* [STATED EXERCISE] Return all of the entries word for word, but omit the pictures they contain.

* [RECORD LIST]
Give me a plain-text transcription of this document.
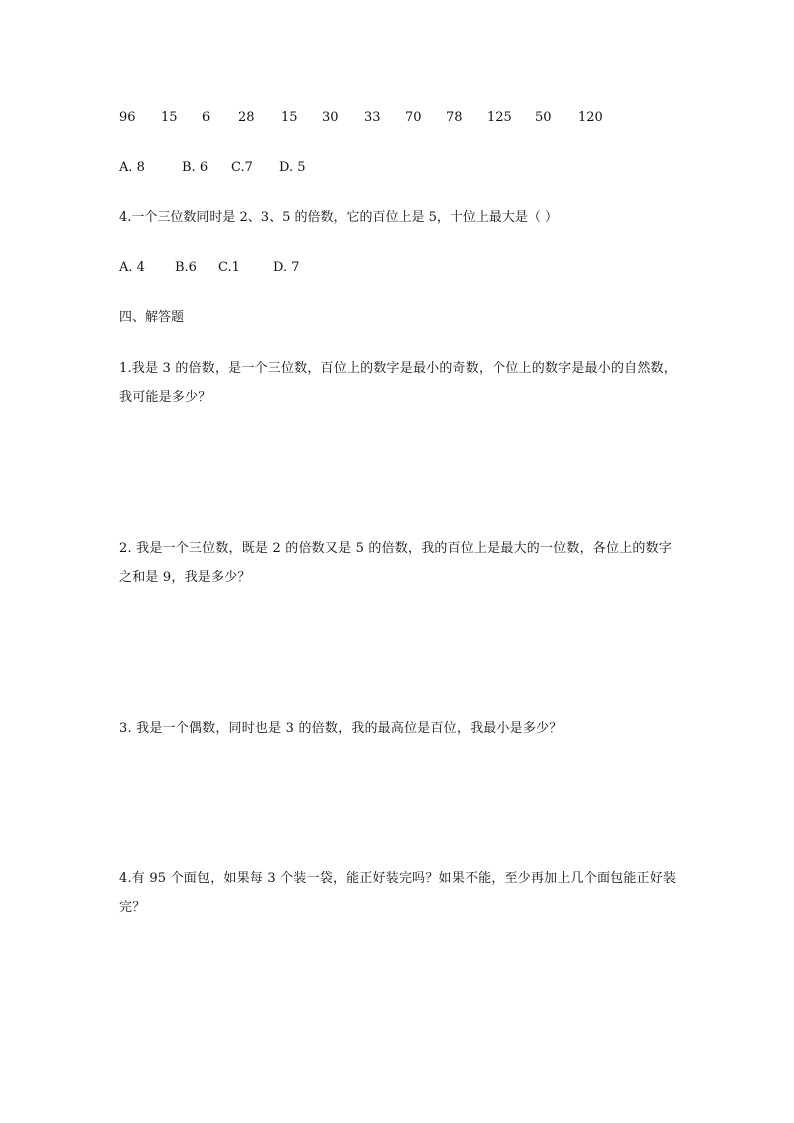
96	15	6	28	15	30	33	70	78	125	50	120
A. 8	B. 6	C.7	D. 5
4.一个三位数同时是 2、3、5 的倍数，它的百位上是 5，十位上最大是（ ）
A. 4	B.6	C.1	D. 7
四、解答题
1.我是 3 的倍数，是一个三位数，百位上的数字是最小的奇数，个位上的数字是最小的自然数，我可能是多少？
2. 我是一个三位数，既是 2 的倍数又是 5 的倍数，我的百位上是最大的一位数，各位上的数字之和是 9，我是多少？
3. 我是一个偶数，同时也是 3 的倍数，我的最高位是百位，我最小是多少？
4.有 95 个面包，如果每 3 个装一袋，能正好装完吗？如果不能，至少再加上几个面包能正好装完？
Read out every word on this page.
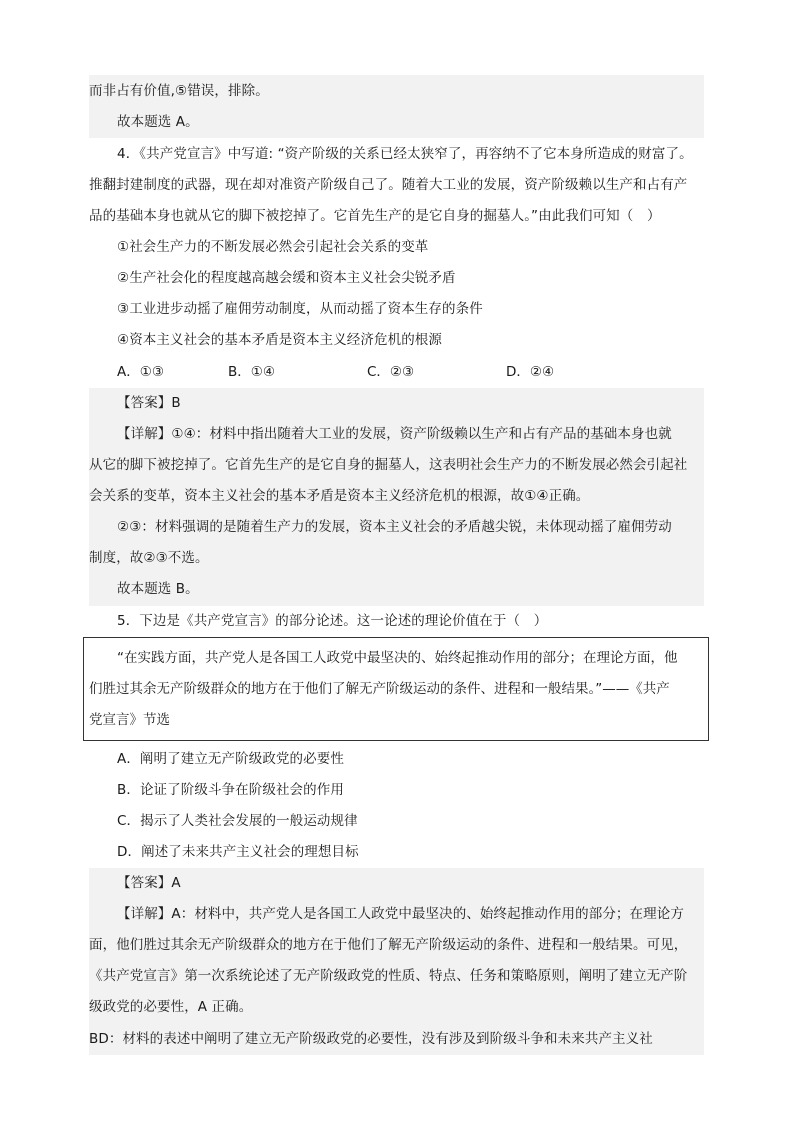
而非占有价值,⑤错误，排除。
故本题选 A。
4．《共产党宣言》中写道: “资产阶级的关系已经太狭窄了，再容纳不了它本身所造成的财富了。
推翻封建制度的武器，现在却对准资产阶级自己了。随着大工业的发展，资产阶级赖以生产和占有产
品的基础本身也就从它的脚下被挖掉了。它首先生产的是它自身的掘墓人。”由此我们可知（　）
①社会生产力的不断发展必然会引起社会关系的变革
②生产社会化的程度越高越会缓和资本主义社会尖锐矛盾
③工业进步动摇了雇佣劳动制度，从而动摇了资本生存的条件
④资本主义社会的基本矛盾是资本主义经济危机的根源
A．①③	B．①④	C．②③	D．②④
【答案】B
【详解】①④：材料中指出随着大工业的发展，资产阶级赖以生产和占有产品的基础本身也就
从它的脚下被挖掉了。它首先生产的是它自身的掘墓人，这表明社会生产力的不断发展必然会引起社
会关系的变革，资本主义社会的基本矛盾是资本主义经济危机的根源，故①④正确。
②③：材料强调的是随着生产力的发展，资本主义社会的矛盾越尖锐，未体现动摇了雇佣劳动
制度，故②③不选。
故本题选 B。
5．下边是《共产党宣言》的部分论述。这一论述的理论价值在于（　）
“在实践方面，共产党人是各国工人政党中最坚决的、始终起推动作用的部分；在理论方面，他
们胜过其余无产阶级群众的地方在于他们了解无产阶级运动的条件、进程和一般结果。”——《共产
党宣言》节选
A．阐明了建立无产阶级政党的必要性
B．论证了阶级斗争在阶级社会的作用
C．揭示了人类社会发展的一般运动规律
D．阐述了未来共产主义社会的理想目标
【答案】A
【详解】A：材料中，共产党人是各国工人政党中最坚决的、始终起推动作用的部分；在理论方
面，他们胜过其余无产阶级群众的地方在于他们了解无产阶级运动的条件、进程和一般结果。可见，
《共产党宣言》第一次系统论述了无产阶级政党的性质、特点、任务和策略原则，阐明了建立无产阶
级政党的必要性，A 正确。
BD：材料的表述中阐明了建立无产阶级政党的必要性，没有涉及到阶级斗争和未来共产主义社
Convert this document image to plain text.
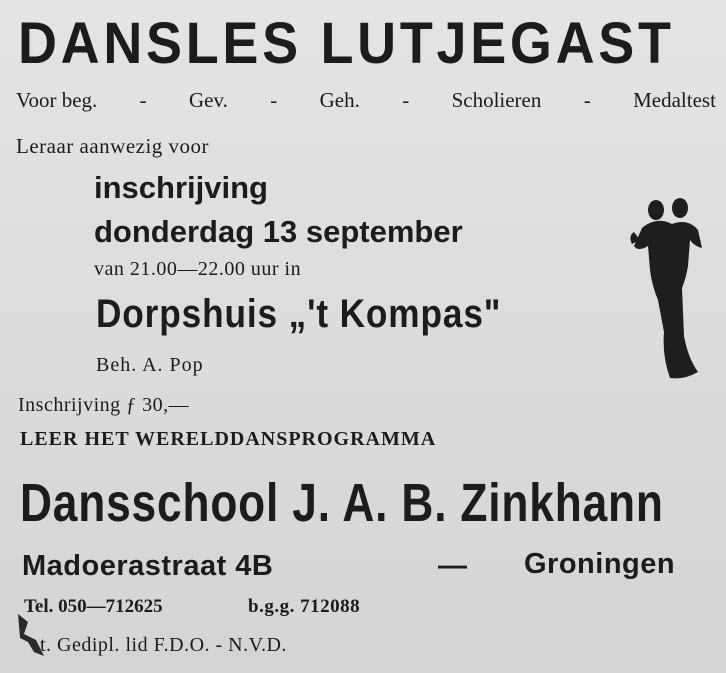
DANSLES LUTJEGAST
Voor beg. - Gev. - Geh. - Scholieren - Medaltest
Leraar aanwezig voor
inschrijving
donderdag 13 september
van 21.00—22.00 uur in
Dorpshuis „'t Kompas"
Beh. A. Pop
Inschrijving ƒ 30,—
LEER HET WERELDDANSPROGRAMMA
Dansschool J. A. B. Zinkhann
Madoerastraat 4B	— Groningen
Tel. 050—712625	b.g.g. 712088
t. Gedipl. lid F.D.O. - N.V.D.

* [WORKED SOLUTION]
Give me a plain-text transcription of this document.
96	15	6	28	15	30	33	70	78	125	50	120
A. 8	B. 6	C.7	D. 5
4.一个三位数同时是 2、3、5 的倍数，它的百位上是 5，十位上最大是（ ）
A. 4	B.6	C.1	D. 7
四、解答题
1.我是 3 的倍数，是一个三位数，百位上的数字是最小的奇数，个位上的数字是最小的自然数，我可能是多少？
2. 我是一个三位数，既是 2 的倍数又是 5 的倍数，我的百位上是最大的一位数，各位上的数字之和是 9，我是多少？
3. 我是一个偶数，同时也是 3 的倍数，我的最高位是百位，我最小是多少？
4.有 95 个面包，如果每 3 个装一袋，能正好装完吗？如果不能，至少再加上几个面包能正好装完？
Read out every word on this page.
而非占有价值,⑤错误，排除。
故本题选 A。
4．《共产党宣言》中写道: “资产阶级的关系已经太狭窄了，再容纳不了它本身所造成的财富了。
推翻封建制度的武器，现在却对准资产阶级自己了。随着大工业的发展，资产阶级赖以生产和占有产
品的基础本身也就从它的脚下被挖掉了。它首先生产的是它自身的掘墓人。”由此我们可知（　）
①社会生产力的不断发展必然会引起社会关系的变革
②生产社会化的程度越高越会缓和资本主义社会尖锐矛盾
③工业进步动摇了雇佣劳动制度，从而动摇了资本生存的条件
④资本主义社会的基本矛盾是资本主义经济危机的根源
A．①③	B．①④	C．②③	D．②④
【答案】B
【详解】①④：材料中指出随着大工业的发展，资产阶级赖以生产和占有产品的基础本身也就
从它的脚下被挖掉了。它首先生产的是它自身的掘墓人，这表明社会生产力的不断发展必然会引起社
会关系的变革，资本主义社会的基本矛盾是资本主义经济危机的根源，故①④正确。
②③：材料强调的是随着生产力的发展，资本主义社会的矛盾越尖锐，未体现动摇了雇佣劳动
制度，故②③不选。
故本题选 B。
5．下边是《共产党宣言》的部分论述。这一论述的理论价值在于（　）
“在实践方面，共产党人是各国工人政党中最坚决的、始终起推动作用的部分；在理论方面，他
们胜过其余无产阶级群众的地方在于他们了解无产阶级运动的条件、进程和一般结果。”——《共产
党宣言》节选
A．阐明了建立无产阶级政党的必要性
B．论证了阶级斗争在阶级社会的作用
C．揭示了人类社会发展的一般运动规律
D．阐述了未来共产主义社会的理想目标
【答案】A
【详解】A：材料中，共产党人是各国工人政党中最坚决的、始终起推动作用的部分；在理论方
面，他们胜过其余无产阶级群众的地方在于他们了解无产阶级运动的条件、进程和一般结果。可见，
《共产党宣言》第一次系统论述了无产阶级政党的性质、特点、任务和策略原则，阐明了建立无产阶
级政党的必要性，A 正确。
BD：材料的表述中阐明了建立无产阶级政党的必要性，没有涉及到阶级斗争和未来共产主义社
Convert this document image to plain text.
DANSLES LUTJEGAST
Voor beg. - Gev. - Geh. - Scholieren - Medaltest
Leraar aanwezig voor
inschrijving
donderdag 13 september
van 21.00—22.00 uur in
Dorpshuis „'t Kompas"
Beh. A. Pop
Inschrijving ƒ 30,—
LEER HET WERELDDANSPROGRAMMA
Dansschool J. A. B. Zinkhann
Madoerastraat 4B	— Groningen
Tel. 050—712625	b.g.g. 712088
t. Gedipl. lid F.D.O. - N.V.D.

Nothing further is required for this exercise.